* AIM OF THE TASK *
Locate all lines in the data below that hold "text" and show them.

* MATERIAL SUPPLIED *
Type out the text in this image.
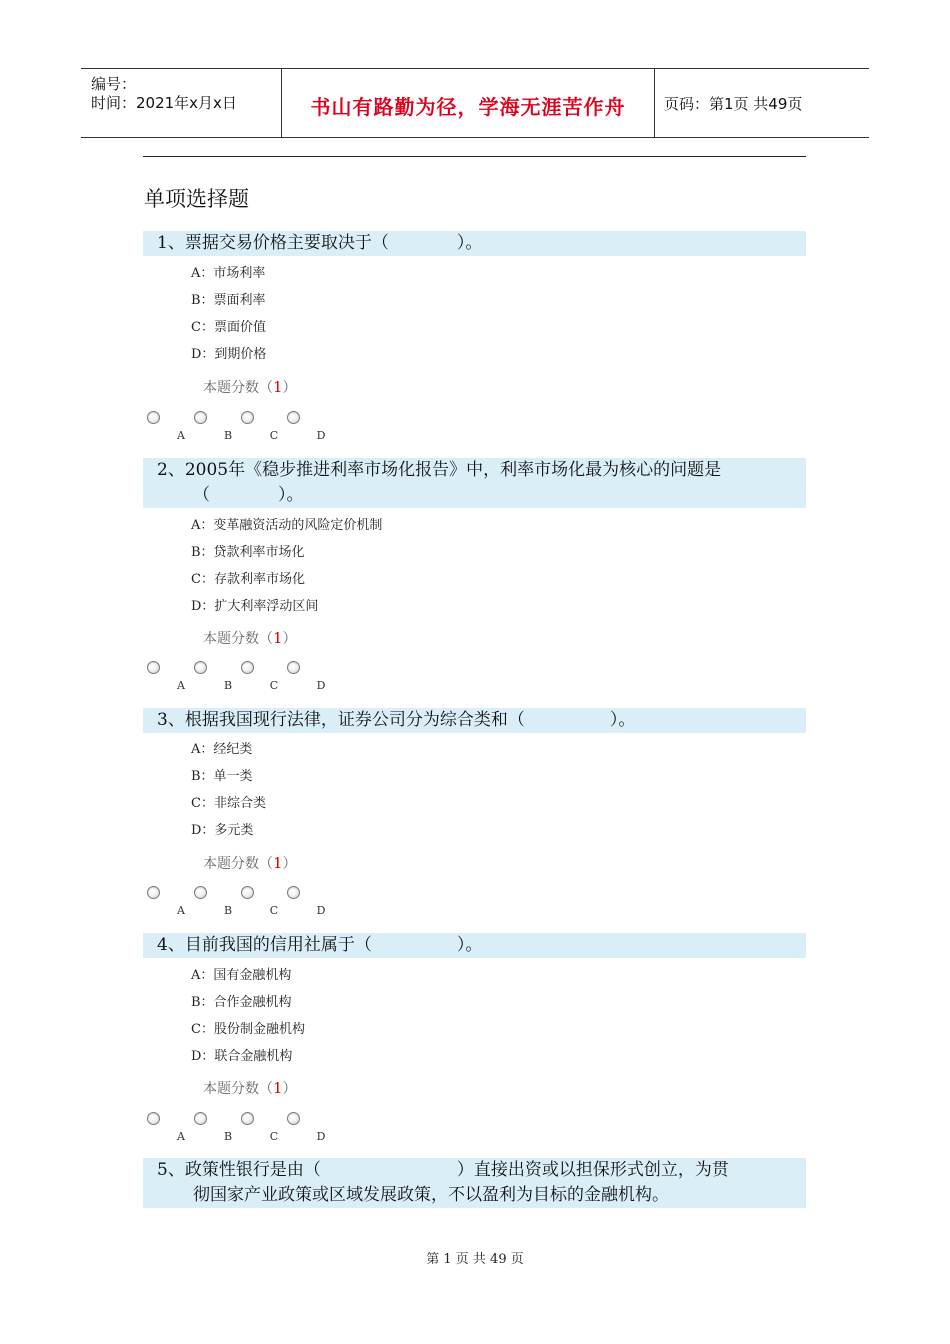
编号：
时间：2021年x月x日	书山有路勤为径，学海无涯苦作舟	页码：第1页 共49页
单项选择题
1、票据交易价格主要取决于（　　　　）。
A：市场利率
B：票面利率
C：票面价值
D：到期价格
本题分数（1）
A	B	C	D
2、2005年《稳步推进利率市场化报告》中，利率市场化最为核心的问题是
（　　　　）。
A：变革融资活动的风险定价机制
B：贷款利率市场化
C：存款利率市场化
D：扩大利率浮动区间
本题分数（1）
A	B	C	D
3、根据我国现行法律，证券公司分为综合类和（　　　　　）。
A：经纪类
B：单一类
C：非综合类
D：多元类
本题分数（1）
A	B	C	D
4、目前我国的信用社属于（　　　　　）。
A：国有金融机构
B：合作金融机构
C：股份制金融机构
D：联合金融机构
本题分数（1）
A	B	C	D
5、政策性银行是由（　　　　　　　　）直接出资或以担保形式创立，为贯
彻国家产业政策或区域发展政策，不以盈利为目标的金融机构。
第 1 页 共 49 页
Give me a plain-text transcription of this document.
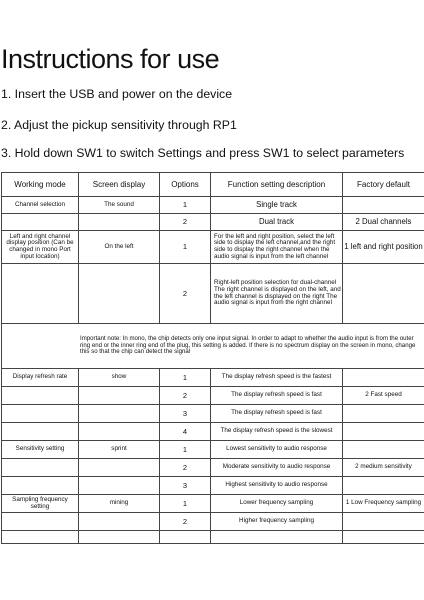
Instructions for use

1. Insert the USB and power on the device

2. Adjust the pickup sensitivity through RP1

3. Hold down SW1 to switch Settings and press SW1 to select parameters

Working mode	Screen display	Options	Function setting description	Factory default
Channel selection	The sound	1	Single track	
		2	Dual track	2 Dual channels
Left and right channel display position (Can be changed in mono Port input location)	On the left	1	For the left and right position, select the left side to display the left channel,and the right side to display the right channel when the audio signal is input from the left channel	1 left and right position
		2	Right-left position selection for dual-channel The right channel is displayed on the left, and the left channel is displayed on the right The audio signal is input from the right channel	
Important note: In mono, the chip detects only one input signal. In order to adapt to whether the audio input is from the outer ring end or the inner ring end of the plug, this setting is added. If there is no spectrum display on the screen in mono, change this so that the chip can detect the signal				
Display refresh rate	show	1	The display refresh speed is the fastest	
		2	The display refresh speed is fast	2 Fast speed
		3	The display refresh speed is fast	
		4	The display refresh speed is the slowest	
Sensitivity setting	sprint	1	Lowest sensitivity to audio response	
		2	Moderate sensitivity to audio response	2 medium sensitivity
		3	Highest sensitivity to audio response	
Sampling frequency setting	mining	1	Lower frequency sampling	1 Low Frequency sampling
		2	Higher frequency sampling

* EXERCISE RESULT *
Type out the text in this image.
Give me a plain-text transcription of this document.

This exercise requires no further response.